[Figure collection entries]
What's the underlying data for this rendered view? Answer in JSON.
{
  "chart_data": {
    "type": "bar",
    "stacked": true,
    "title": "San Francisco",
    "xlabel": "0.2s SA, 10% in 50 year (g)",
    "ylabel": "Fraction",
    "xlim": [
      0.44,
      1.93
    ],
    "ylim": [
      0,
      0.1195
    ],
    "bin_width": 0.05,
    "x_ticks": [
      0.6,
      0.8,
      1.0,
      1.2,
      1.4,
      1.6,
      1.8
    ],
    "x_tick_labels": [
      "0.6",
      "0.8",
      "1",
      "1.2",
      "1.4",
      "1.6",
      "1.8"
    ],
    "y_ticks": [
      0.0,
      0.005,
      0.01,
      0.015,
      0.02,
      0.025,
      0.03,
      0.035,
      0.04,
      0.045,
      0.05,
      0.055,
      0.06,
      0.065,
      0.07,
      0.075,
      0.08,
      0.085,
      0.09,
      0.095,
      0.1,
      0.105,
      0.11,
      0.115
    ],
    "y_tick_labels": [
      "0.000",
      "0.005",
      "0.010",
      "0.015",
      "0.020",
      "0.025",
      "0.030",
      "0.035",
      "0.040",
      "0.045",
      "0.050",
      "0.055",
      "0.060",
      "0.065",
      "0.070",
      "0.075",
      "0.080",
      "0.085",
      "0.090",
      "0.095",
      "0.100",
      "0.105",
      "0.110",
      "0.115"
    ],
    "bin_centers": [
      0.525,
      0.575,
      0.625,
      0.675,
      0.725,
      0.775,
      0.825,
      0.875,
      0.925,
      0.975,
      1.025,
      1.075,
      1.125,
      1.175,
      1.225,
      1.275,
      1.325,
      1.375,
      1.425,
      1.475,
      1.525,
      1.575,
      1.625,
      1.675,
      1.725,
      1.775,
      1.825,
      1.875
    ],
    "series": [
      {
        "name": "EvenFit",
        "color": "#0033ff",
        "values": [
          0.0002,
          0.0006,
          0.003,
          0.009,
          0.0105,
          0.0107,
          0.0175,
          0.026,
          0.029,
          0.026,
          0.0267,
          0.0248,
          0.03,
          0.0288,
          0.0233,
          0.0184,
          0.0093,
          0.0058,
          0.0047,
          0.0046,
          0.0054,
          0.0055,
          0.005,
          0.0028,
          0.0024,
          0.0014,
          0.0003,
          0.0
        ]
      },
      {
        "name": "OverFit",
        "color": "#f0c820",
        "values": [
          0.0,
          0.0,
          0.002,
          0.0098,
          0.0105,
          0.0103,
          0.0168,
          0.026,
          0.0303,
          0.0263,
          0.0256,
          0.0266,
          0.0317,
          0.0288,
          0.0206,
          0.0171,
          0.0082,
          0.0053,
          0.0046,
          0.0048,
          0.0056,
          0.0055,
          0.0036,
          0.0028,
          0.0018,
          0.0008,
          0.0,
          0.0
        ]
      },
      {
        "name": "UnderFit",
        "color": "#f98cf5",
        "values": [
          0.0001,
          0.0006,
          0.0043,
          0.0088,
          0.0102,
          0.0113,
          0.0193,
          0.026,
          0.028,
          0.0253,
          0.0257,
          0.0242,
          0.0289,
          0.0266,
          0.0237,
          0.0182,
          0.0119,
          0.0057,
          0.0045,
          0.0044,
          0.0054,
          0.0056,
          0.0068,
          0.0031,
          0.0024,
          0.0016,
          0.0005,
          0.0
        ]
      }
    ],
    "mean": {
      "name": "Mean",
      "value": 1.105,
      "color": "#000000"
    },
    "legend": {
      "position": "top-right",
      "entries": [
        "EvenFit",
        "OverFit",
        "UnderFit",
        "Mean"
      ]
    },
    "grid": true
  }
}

YOUR OBJECTIVE
Reproduce all of the material above word for word.

FULL RESPONSE
What's the underlying data for this rendered view? Answer in JSON.
{
  "chart_data": {
    "type": "bar",
    "stacked": true,
    "title": "San Francisco",
    "xlabel": "0.2s SA, 10% in 50 year (g)",
    "ylabel": "Fraction",
    "xlim": [
      0.44,
      1.93
    ],
    "ylim": [
      0,
      0.1195
    ],
    "bin_width": 0.05,
    "x_ticks": [
      0.6,
      0.8,
      1.0,
      1.2,
      1.4,
      1.6,
      1.8
    ],
    "x_tick_labels": [
      "0.6",
      "0.8",
      "1",
      "1.2",
      "1.4",
      "1.6",
      "1.8"
    ],
    "y_ticks": [
      0.0,
      0.005,
      0.01,
      0.015,
      0.02,
      0.025,
      0.03,
      0.035,
      0.04,
      0.045,
      0.05,
      0.055,
      0.06,
      0.065,
      0.07,
      0.075,
      0.08,
      0.085,
      0.09,
      0.095,
      0.1,
      0.105,
      0.11,
      0.115
    ],
    "y_tick_labels": [
      "0.000",
      "0.005",
      "0.010",
      "0.015",
      "0.020",
      "0.025",
      "0.030",
      "0.035",
      "0.040",
      "0.045",
      "0.050",
      "0.055",
      "0.060",
      "0.065",
      "0.070",
      "0.075",
      "0.080",
      "0.085",
      "0.090",
      "0.095",
      "0.100",
      "0.105",
      "0.110",
      "0.115"
    ],
    "bin_centers": [
      0.525,
      0.575,
      0.625,
      0.675,
      0.725,
      0.775,
      0.825,
      0.875,
      0.925,
      0.975,
      1.025,
      1.075,
      1.125,
      1.175,
      1.225,
      1.275,
      1.325,
      1.375,
      1.425,
      1.475,
      1.525,
      1.575,
      1.625,
      1.675,
      1.725,
      1.775,
      1.825,
      1.875
    ],
    "series": [
      {
        "name": "EvenFit",
        "color": "#0033ff",
        "values": [
          0.0002,
          0.0006,
          0.003,
          0.009,
          0.0105,
          0.0107,
          0.0175,
          0.026,
          0.029,
          0.026,
          0.0267,
          0.0248,
          0.03,
          0.0288,
          0.0233,
          0.0184,
          0.0093,
          0.0058,
          0.0047,
          0.0046,
          0.0054,
          0.0055,
          0.005,
          0.0028,
          0.0024,
          0.0014,
          0.0003,
          0.0
        ]
      },
      {
        "name": "OverFit",
        "color": "#f0c820",
        "values": [
          0.0,
          0.0,
          0.002,
          0.0098,
          0.0105,
          0.0103,
          0.0168,
          0.026,
          0.0303,
          0.0263,
          0.0256,
          0.0266,
          0.0317,
          0.0288,
          0.0206,
          0.0171,
          0.0082,
          0.0053,
          0.0046,
          0.0048,
          0.0056,
          0.0055,
          0.0036,
          0.0028,
          0.0018,
          0.0008,
          0.0,
          0.0
        ]
      },
      {
        "name": "UnderFit",
        "color": "#f98cf5",
        "values": [
          0.0001,
          0.0006,
          0.0043,
          0.0088,
          0.0102,
          0.0113,
          0.0193,
          0.026,
          0.028,
          0.0253,
          0.0257,
          0.0242,
          0.0289,
          0.0266,
          0.0237,
          0.0182,
          0.0119,
          0.0057,
          0.0045,
          0.0044,
          0.0054,
          0.0056,
          0.0068,
          0.0031,
          0.0024,
          0.0016,
          0.0005,
          0.0
        ]
      }
    ],
    "mean": {
      "name": "Mean",
      "value": 1.105,
      "color": "#000000"
    },
    "legend": {
      "position": "top-right",
      "entries": [
        "EvenFit",
        "OverFit",
        "UnderFit",
        "Mean"
      ]
    },
    "grid": true
  }
}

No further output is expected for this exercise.